> [WHAT NEEDS TO BE DONE]: In the listing below, pick out lines with "chevron".

> [DATA FOR THIS EXERCISE]:
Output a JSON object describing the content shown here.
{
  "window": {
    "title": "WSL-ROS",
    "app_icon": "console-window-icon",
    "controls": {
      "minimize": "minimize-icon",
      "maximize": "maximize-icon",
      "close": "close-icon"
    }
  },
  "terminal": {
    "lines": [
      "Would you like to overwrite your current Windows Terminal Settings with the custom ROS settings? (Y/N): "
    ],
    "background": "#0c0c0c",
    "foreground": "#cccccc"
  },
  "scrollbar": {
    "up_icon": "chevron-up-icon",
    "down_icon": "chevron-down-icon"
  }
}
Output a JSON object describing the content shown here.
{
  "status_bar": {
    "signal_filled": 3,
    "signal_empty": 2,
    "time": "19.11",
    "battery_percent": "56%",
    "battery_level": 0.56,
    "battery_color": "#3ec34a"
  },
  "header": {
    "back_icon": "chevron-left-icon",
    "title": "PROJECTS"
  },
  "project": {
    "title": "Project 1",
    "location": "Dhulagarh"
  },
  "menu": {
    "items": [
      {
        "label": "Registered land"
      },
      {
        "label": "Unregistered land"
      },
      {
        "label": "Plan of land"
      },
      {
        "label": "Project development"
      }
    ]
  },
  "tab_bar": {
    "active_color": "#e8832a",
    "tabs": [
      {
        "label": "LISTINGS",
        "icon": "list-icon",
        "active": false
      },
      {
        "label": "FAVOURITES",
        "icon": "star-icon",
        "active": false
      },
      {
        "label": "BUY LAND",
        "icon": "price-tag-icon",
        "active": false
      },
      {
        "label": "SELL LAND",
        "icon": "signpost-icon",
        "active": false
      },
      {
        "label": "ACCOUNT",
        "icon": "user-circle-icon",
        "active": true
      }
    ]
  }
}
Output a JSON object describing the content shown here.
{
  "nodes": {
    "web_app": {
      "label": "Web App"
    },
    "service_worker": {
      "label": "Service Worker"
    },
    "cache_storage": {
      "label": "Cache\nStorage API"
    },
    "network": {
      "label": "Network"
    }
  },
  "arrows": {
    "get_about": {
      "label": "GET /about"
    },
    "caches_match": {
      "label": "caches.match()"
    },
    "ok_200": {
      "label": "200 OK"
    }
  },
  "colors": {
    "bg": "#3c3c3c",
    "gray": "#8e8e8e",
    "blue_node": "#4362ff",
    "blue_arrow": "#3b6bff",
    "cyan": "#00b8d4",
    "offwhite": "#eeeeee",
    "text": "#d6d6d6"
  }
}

> [ANSWER TO THIS EXERCISE]:
    "up_icon": "chevron-up-icon",
    "down_icon": "chevron-down-icon"
    "back_icon": "chevron-left-icon",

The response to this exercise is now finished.